- Required task:
Only the number is wanted: count the lines in the data with "survival" in them.

— START OF Task material —

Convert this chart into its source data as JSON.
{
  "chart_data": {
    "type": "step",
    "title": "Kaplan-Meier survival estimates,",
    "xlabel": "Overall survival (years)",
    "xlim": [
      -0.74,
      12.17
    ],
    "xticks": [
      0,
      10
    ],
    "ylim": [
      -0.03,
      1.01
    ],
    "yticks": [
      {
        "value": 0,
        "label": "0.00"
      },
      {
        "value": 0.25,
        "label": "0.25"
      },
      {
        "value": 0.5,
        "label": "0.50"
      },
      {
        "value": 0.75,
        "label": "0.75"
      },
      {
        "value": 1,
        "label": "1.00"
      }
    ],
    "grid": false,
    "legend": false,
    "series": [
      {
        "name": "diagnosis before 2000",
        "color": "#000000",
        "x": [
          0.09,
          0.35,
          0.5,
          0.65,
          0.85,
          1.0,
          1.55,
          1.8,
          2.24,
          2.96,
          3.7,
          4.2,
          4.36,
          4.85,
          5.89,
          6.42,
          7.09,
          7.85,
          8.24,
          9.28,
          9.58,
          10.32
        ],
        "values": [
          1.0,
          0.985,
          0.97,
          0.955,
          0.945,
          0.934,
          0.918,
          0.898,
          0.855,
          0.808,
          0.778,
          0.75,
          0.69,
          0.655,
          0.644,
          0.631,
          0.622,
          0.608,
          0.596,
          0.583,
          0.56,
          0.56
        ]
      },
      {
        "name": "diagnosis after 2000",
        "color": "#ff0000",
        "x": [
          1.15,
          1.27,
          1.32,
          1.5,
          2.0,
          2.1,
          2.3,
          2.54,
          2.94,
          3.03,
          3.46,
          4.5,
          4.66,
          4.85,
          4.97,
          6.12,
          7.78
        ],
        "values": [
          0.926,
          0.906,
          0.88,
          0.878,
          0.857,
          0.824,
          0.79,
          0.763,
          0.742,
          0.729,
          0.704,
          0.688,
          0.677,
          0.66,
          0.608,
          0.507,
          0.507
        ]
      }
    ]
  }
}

— END OF Task material —

- Answer:
2